* [Document passage]:
⁂

[Date Prev][Date Next][Thread Prev][Thread Next][Date Index][Thread Index]
Re: [Qemu-devel] [PATCH 09/13 v7] dump: add API to write dump_bitmap
From: |
Laszlo Ersek |
Subject: |
Re: [Qemu-devel] [PATCH 09/13 v7] dump: add API to write dump_bitmap |
Date: |
Thu, 23 Jan 2014 14:56:11 +0100 |
User-agent: |
Mozilla/5.0 (X11; Linux x86_64; rv:17.0) Gecko/20131118 Thunderbird/17.0.11 |
comments below
On 01/17/14 08:46, qiaonuohan wrote:
> functions are used to write 1st and 2nd dump_bitmap of kdump-compressed
> format,
> which is used to indicate whether the corresponded page is existed in vmcore.
> 1st and 2nd dump_bitmap are same, because dump level is specified to 1 here.
>
> Signed-off-by: Qiao Nuohan <address@hidden>
> Reviewed-by: Laszlo Ersek <address@hidden>
Please don't keep my R-b when you implement intrusive changes in a new
version.
> ---
> dump.c | 172
> +++++++++++++++++++++++++++++++++++++++++++++++++
> include/sysemu/dump.h | 2 +
> 2 files changed, 174 insertions(+), 0 deletions(-)
>
> diff --git a/dump.c b/dump.c
> index a7fdc3f..26a1756 100644
> --- a/dump.c
> +++ b/dump.c
> @@ -1001,6 +1001,178 @@ static int write_dump_header(DumpState *s)
> }
> }
>
> +/*
> + * set dump_bitmap sequencely. the bit before last_pfn is not allowed to be
> + * rewritten, so if need to set the first bit, set last_pfn and pfn to 0.
> + * set_dump_bitmap will always leave the recently set bit un-sync. And
> setting
> + * (last bit + sizeof(buf) * 8) to 0 will do flushing the content in buf into
> + * vmcore, ie. synchronizing un-sync bit into vmcore.
> + */
> +static int set_dump_bitmap(uint64_t last_pfn, uint64_t pfn, bool value,
> + uint8_t *buf, DumpState *s)
> +{
> + off_t old_offset, new_offset;
> + off_t offset_bitmap1, offset_bitmap2;
> + uint32_t byte, bit;
> +
> + /* should not set the previous place */
> + assert(last_pfn <= pfn);
> +
> + /*
> + * if the bit needed to be set is not cached in buf, flush the data in
> buf
> + * to vmcore firstly.
> + * making new_offset be bigger than old_offset can also sync remained
> data
> + * into vmcore.

⁂

* [Source records]:

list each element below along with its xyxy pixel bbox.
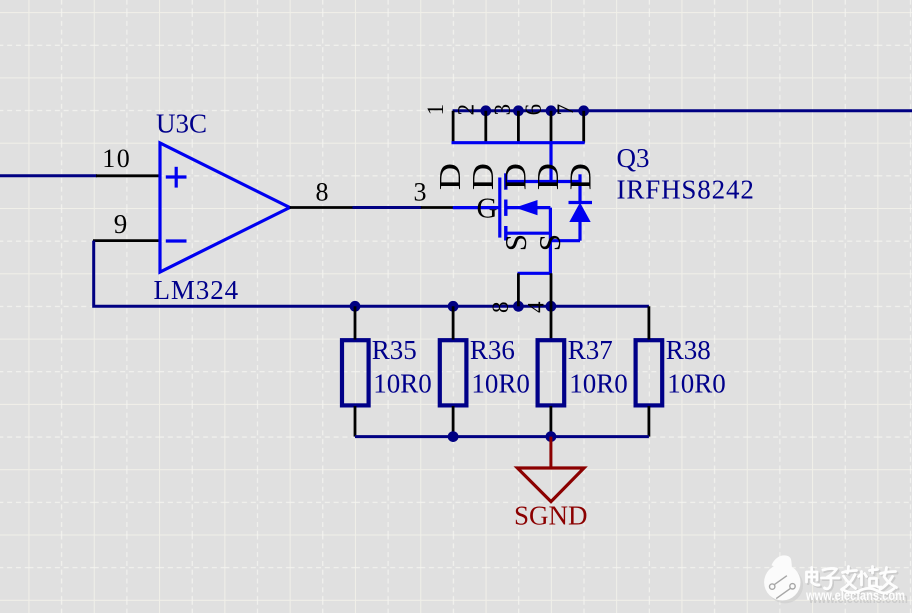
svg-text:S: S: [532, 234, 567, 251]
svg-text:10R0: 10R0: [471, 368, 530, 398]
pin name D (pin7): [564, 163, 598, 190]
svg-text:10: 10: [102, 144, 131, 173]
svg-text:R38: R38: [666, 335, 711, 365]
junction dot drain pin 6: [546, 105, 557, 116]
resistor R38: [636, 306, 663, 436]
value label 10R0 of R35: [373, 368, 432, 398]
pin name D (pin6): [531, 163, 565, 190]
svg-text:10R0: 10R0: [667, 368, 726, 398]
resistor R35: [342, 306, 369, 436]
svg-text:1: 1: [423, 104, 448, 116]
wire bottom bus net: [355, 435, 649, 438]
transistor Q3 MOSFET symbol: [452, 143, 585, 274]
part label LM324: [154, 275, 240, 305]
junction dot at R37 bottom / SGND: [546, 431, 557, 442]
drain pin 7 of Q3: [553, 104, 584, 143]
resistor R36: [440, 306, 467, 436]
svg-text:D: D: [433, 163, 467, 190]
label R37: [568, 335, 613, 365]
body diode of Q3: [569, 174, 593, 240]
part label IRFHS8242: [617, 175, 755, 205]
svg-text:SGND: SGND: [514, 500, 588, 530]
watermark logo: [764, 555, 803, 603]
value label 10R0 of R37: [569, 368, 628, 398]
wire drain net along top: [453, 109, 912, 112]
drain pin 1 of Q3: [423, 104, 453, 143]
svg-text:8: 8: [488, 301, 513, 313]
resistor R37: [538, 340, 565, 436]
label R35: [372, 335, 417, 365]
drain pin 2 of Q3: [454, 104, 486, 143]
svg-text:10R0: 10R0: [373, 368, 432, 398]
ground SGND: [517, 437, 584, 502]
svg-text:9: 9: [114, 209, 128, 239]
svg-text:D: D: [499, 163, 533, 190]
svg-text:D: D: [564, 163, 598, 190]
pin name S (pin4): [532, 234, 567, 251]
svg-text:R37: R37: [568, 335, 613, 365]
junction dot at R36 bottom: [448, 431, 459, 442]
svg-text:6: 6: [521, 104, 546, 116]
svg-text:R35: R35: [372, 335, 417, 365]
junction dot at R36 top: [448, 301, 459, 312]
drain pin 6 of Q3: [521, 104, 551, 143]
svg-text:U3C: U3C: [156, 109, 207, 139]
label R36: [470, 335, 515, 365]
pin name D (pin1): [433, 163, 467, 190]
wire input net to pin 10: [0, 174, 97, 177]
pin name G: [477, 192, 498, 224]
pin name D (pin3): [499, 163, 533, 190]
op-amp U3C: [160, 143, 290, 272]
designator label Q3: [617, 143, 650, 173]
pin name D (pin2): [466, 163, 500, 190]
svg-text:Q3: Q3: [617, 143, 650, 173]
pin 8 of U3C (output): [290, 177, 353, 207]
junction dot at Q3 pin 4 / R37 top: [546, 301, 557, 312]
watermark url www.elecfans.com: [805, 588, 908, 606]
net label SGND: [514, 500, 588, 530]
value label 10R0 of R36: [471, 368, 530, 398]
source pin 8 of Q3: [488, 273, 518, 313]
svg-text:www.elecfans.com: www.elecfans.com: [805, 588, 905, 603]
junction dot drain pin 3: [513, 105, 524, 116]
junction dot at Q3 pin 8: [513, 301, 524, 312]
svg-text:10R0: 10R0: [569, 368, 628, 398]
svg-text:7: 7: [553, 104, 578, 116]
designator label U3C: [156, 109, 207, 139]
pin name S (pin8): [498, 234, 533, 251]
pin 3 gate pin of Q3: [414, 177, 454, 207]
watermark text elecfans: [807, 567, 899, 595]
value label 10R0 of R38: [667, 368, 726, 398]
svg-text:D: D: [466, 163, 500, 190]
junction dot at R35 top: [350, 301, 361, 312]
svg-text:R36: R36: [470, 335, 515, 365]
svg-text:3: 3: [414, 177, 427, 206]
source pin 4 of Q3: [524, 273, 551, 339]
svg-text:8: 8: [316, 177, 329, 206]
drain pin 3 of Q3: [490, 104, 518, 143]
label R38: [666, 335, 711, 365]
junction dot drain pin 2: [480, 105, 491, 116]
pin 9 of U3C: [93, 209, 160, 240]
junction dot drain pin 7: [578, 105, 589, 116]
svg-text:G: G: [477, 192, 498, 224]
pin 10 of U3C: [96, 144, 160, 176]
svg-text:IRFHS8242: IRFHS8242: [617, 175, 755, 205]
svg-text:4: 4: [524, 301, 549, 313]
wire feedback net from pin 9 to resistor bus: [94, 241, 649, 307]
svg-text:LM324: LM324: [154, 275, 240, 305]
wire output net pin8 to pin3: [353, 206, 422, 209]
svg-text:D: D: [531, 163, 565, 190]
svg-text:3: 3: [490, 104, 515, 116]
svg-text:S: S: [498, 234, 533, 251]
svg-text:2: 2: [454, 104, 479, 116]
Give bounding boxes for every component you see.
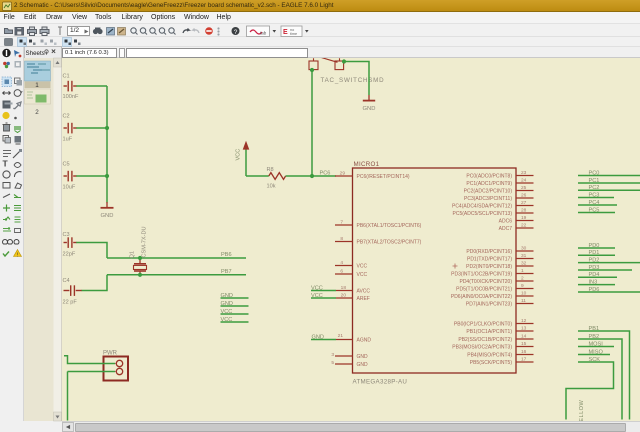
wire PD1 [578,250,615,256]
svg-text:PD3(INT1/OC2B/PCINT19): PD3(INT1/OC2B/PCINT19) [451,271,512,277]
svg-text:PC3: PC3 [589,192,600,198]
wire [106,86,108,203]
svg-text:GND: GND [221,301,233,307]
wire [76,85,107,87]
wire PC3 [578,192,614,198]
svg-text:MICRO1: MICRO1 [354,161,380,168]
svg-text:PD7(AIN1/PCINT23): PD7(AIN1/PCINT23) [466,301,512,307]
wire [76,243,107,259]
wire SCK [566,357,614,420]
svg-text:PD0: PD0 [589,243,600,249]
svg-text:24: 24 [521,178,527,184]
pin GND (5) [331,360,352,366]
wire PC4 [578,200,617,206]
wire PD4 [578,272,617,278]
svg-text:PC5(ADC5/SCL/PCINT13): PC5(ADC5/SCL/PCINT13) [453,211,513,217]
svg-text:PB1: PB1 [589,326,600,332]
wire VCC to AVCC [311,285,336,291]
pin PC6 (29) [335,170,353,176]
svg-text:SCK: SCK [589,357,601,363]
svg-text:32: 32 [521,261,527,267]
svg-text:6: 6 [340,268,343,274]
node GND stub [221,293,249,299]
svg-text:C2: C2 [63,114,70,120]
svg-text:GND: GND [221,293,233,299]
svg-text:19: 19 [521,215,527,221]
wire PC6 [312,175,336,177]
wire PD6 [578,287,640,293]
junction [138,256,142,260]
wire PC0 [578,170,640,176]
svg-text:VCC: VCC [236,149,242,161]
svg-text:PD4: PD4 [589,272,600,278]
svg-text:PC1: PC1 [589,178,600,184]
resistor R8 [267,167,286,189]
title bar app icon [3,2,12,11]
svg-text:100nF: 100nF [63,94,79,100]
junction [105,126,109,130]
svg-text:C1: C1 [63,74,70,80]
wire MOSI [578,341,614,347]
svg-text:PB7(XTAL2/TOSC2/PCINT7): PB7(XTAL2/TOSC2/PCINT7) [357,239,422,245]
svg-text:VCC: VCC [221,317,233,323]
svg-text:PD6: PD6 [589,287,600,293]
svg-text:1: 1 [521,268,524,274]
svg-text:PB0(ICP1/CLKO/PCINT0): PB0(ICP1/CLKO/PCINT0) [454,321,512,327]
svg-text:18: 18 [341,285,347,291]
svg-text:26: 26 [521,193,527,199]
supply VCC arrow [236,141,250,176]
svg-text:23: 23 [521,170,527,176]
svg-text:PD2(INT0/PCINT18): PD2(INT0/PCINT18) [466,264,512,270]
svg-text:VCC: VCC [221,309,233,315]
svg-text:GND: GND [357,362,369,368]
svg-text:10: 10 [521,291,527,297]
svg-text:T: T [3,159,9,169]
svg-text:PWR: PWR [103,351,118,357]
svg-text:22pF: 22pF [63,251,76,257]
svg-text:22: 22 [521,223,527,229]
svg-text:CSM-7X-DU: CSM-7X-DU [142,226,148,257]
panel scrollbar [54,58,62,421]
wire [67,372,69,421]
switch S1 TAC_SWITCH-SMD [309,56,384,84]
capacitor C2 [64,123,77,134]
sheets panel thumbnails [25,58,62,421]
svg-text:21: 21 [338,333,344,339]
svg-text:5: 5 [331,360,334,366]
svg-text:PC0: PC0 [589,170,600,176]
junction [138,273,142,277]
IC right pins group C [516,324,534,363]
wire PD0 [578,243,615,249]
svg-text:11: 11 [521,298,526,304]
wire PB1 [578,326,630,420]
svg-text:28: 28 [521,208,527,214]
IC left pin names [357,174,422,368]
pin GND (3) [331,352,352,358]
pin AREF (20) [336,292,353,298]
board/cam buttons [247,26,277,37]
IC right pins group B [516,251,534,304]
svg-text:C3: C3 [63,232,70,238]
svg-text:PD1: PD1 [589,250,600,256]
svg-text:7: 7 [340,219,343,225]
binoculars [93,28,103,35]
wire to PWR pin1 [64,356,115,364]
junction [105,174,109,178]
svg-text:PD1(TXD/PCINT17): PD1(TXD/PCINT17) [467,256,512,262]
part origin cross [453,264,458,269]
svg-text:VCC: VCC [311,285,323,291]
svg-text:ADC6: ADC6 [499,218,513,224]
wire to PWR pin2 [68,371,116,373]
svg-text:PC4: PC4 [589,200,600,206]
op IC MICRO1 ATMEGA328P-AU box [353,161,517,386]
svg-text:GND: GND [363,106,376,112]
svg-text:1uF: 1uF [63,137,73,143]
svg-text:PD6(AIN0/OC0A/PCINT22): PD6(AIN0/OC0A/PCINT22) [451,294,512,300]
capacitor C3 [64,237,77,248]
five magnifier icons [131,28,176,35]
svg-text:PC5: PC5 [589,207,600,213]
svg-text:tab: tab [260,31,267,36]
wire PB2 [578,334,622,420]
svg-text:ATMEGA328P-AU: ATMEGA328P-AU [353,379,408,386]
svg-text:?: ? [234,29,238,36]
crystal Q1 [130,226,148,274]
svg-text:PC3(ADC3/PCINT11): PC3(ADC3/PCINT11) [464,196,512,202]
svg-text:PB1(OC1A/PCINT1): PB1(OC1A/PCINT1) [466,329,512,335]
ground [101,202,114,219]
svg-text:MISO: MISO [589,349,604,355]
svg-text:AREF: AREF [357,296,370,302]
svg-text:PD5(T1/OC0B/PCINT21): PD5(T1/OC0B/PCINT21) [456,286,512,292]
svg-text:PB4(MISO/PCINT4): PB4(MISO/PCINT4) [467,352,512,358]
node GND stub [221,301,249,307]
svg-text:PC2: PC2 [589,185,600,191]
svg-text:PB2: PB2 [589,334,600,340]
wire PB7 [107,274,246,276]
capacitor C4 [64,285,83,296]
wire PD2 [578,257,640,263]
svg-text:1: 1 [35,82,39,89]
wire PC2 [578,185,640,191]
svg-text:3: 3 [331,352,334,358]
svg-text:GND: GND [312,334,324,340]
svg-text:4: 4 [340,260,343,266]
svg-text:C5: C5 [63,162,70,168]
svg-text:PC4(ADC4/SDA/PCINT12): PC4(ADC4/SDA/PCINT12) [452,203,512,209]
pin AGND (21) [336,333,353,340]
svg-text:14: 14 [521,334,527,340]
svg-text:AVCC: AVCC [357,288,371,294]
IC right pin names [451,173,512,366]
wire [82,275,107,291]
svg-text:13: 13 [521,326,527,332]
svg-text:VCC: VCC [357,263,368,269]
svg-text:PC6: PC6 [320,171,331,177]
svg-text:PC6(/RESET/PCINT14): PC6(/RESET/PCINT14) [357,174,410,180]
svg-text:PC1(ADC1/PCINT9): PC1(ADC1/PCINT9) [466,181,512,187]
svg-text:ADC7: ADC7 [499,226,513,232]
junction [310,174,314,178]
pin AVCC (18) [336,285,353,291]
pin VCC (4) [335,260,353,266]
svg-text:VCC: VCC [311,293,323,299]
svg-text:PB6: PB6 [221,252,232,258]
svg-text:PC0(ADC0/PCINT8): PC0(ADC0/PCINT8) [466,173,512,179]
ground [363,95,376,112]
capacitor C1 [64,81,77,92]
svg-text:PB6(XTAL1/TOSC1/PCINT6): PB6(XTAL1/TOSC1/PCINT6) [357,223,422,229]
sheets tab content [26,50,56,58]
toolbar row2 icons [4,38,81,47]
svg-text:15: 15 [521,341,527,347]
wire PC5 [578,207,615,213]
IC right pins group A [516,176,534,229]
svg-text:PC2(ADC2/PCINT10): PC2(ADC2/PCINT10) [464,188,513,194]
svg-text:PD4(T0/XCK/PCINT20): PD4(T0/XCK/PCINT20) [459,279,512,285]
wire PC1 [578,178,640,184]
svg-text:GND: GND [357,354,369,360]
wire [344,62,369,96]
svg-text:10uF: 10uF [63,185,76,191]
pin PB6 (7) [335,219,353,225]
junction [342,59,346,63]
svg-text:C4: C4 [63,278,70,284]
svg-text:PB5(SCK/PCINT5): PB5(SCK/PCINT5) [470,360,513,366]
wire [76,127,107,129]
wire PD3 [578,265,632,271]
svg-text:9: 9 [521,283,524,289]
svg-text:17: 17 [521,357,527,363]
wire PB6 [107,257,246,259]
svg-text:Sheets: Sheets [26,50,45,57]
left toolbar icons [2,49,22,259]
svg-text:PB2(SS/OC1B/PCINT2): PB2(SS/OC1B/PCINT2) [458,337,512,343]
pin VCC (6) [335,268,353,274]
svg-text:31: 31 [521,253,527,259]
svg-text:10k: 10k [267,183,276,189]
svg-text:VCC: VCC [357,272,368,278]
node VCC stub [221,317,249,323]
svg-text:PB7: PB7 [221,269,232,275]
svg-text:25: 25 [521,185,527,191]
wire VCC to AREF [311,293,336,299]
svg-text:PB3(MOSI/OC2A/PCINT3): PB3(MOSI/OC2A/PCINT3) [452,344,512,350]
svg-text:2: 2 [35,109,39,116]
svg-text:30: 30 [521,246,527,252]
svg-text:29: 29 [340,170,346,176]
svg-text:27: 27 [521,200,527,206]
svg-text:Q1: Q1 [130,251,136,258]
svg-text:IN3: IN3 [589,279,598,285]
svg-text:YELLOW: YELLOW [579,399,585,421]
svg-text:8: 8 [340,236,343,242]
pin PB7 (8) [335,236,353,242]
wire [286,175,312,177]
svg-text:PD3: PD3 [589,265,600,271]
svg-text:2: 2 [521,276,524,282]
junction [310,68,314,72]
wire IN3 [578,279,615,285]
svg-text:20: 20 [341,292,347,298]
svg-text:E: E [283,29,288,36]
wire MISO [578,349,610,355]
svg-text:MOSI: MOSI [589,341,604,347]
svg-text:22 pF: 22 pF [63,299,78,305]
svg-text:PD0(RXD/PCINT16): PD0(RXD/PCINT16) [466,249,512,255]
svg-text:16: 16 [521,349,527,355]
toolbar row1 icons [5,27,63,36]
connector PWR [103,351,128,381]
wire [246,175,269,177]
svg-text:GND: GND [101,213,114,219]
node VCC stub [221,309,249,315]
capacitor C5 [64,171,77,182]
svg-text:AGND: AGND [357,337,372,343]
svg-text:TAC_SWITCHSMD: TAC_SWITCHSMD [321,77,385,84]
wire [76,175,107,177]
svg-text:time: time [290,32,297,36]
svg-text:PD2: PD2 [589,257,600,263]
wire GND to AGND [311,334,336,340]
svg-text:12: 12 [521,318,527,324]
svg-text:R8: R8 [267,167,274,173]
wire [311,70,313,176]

⁂

* [Exercises]:
1. In the records, duplicate the lines from the one containing "wire PD1 [578,250,615,256]" through the one containing "svg-text:MICRO1: MICRO1 [354,161,380,168]", both included.
2. Pick up the mailing-list review of the dump_bitmap patch where it stops and continue it.
The text and the records are unrelated to each other.

* [The replies]:
1.
wire PD1 [578,250,615,256]
svg-text:PD3(INT1/OC2B/PCINT19): PD3(INT1/OC2B/PCINT19) [451,271,512,277]
svg-text:PC3: PC3 [589,192,600,198]
wire [106,86,108,203]
svg-text:GND: GND [221,301,233,307]
wire [76,85,107,87]
wire PC3 [578,192,614,198]
svg-text:MICRO1: MICRO1 [354,161,380,168]

2.
> + */
> + old_offset = BUFSIZE_BITMAP * (last_pfn / PFN_BUFBITMAP);
> + new_offset = BUFSIZE_BITMAP * (pfn / PFN_BUFBITMAP);
> +
> + while (old_offset < new_offset) {
> + /* calculate the offset and write dump_bitmap */
> + offset_bitmap1 = s->offset_dump_bitmap + old_offset;
> + if (write_buffer(s->fd, offset_bitmap1, buf,
> + BUFSIZE_BITMAP) < 0) {
> + return -1;
> + }
> +
> + /* dump level 1 is chosen, so 1st and 2nd bitmap are same */
> + offset_bitmap2 = s->offset_dump_bitmap + s->len_dump_bitmap +
> + old_offset;
> + if (write_buffer(s->fd, offset_bitmap2, buf,
> + BUFSIZE_BITMAP) < 0) {
> + return -1;
> + }
> +
> + memset(buf, 0, BUFSIZE_BITMAP);
> + old_offset += BUFSIZE_BITMAP;
> + }
> +
> + /* get the exact place of the bit in the buf, and set it */
> + byte = (pfn % PFN_BUFBITMAP) / CHAR_BIT;
> + bit = (pfn % PFN_BUFBITMAP) % CHAR_BIT;
> + if (value) {
> + buf[byte] |= 1u << bit;
> + } else {
> + buf[byte] &= ~(1u << bit);
> + }
> +
> + return 0;
> +}
Seems OK, thanks for addressing my earlier comments.
> +
> +/*
> + * exam every page and return the page from number and the address of the
> page.
> + * pfnptr and bufptr can be NULL. note: the blocks here is supposed to
> reflect
> + * guest-phys blocks, so block->target_start and block->target_end should be
> + * interal multiples of the target page size.
> + */
> +static int get_next_page(uint64_t *pfnptr, uint8_t **bufptr, DumpState *s)
> +{
> + static GuestPhysBlock *block;
> + static uint64_t pfn;
Using static variables is incorrect. Suppose that dump attempt #1 fails
because the target disk becomes full mid-dump. Then dump attempt #2 will
be incorrect because the "block" and "pfn" variables here are not
reinitialized.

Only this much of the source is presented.